## Recorded information
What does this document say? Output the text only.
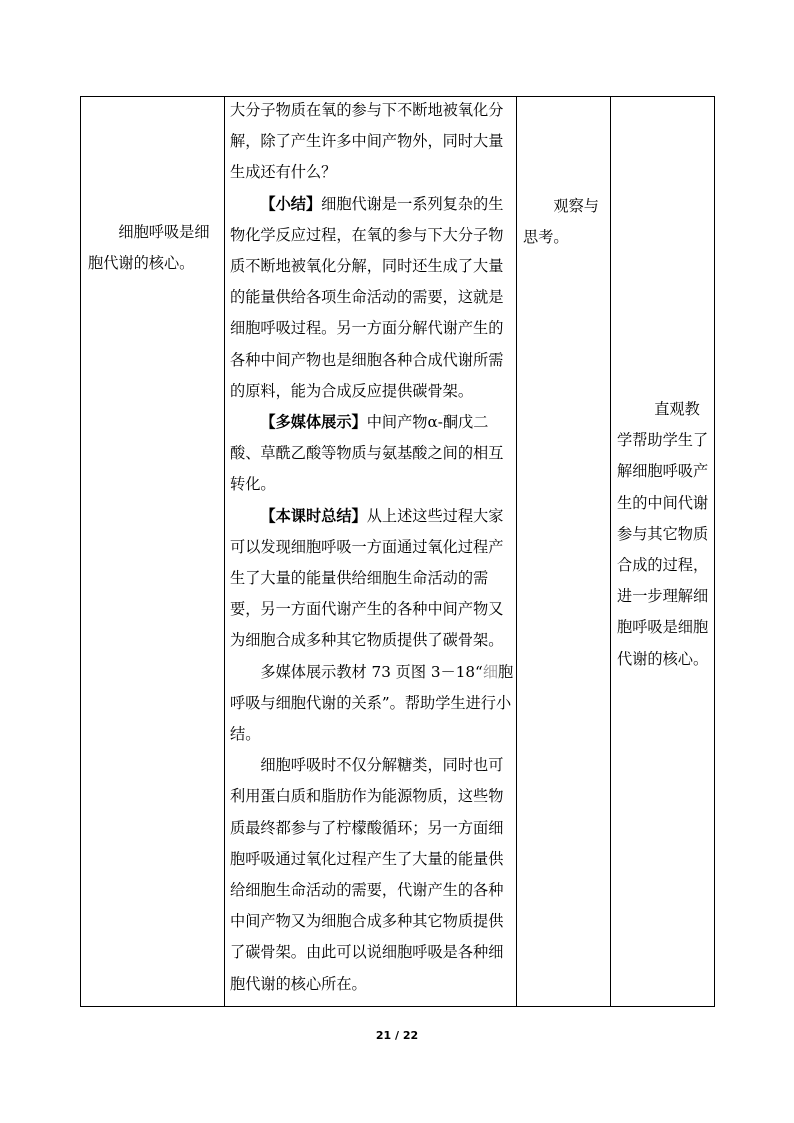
细胞呼吸是细

胞代谢的核心。

大分子物质在氧的参与下不断地被氧化分解，除了产生许多中间产物外，同时大量生成还有什么？

【小结】细胞代谢是一系列复杂的生物化学反应过程，在氧的参与下大分子物质不断地被氧化分解，同时还生成了大量的能量供给各项生命活动的需要，这就是细胞呼吸过程。另一方面分解代谢产生的各种中间产物也是细胞各种合成代谢所需的原料，能为合成反应提供碳骨架。

【多媒体展示】中间产物α-酮戊二酸、草酰乙酸等物质与氨基酸之间的相互转化。

【本课时总结】从上述这些过程大家可以发现细胞呼吸一方面通过氧化过程产生了大量的能量供给细胞生命活动的需要，另一方面代谢产生的各种中间产物又为细胞合成多种其它物质提供了碳骨架。

多媒体展示教材 73 页图 3－18“细胞呼吸与细胞代谢的关系”。帮助学生进行小结。

细胞呼吸时不仅分解糖类，同时也可利用蛋白质和脂肪作为能源物质，这些物质最终都参与了柠檬酸循环；另一方面细胞呼吸通过氧化过程产生了大量的能量供给细胞生命活动的需要，代谢产生的各种中间产物又为细胞合成多种其它物质提供了碳骨架。由此可以说细胞呼吸是各种细胞代谢的核心所在。

观察与

思考。

直观教

学帮助学生了解细胞呼吸产生的中间代谢参与其它物质合成的过程，进一步理解细胞呼吸是细胞代谢的核心。

21 / 22
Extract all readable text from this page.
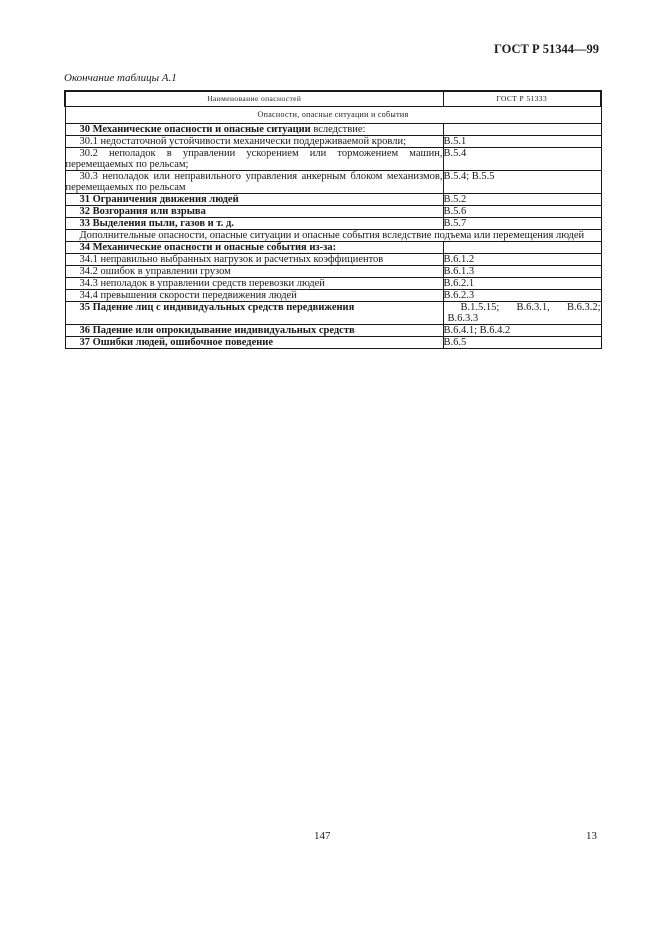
ГОСТ Р 51344—99
Окончание таблицы А.1
Наименование опасностей	ГОСТ Р 51333
Опасности, опасные ситуации и события	
30 Механические опасности и опасные ситуации вследствие:	
30.1 недостаточной устойчивости механически поддерживаемой кровли;	В.5.1
30.2 неполадок в управлении ускорением или торможением машин, перемещаемых по рельсам;	В.5.4
30.3 неполадок или неправильного управления анкерным блоком механизмов, перемещаемых по рельсам	В.5.4; В.5.5
31 Ограничения движения людей	В.5.2
32 Возгорания или взрыва	В.5.6
33 Выделения пыли, газов и т. д.	В.5.7
Дополнительные опасности, опасные ситуации и опасные события вследствие подъема или перемещения людей	
34 Механические опасности и опасные события из-за:	
34.1 неправильно выбранных нагрузок и расчетных коэффициентов	В.6.1.2
34.2 ошибок в управлении грузом	В.6.1.3
34.3 неполадок в управлении средств перевозки людей	В.6.2.1
34.4 превышения скорости передвижения людей	В.6.2.3
35 Падение лиц с индивидуальных средств передвижения	В.1.5.15; В.6.3.1, В.6.3.2; В.6.3.3
36 Падение или опрокидывание индивидуальных средств	В.6.4.1; В.6.4.2
37 Ошибки людей, ошибочное поведение	В.6.5
147	13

## Given task
For the entries above, state how many lines contain the word "Падение". Provide the number by itself.

## Response to the exercise
2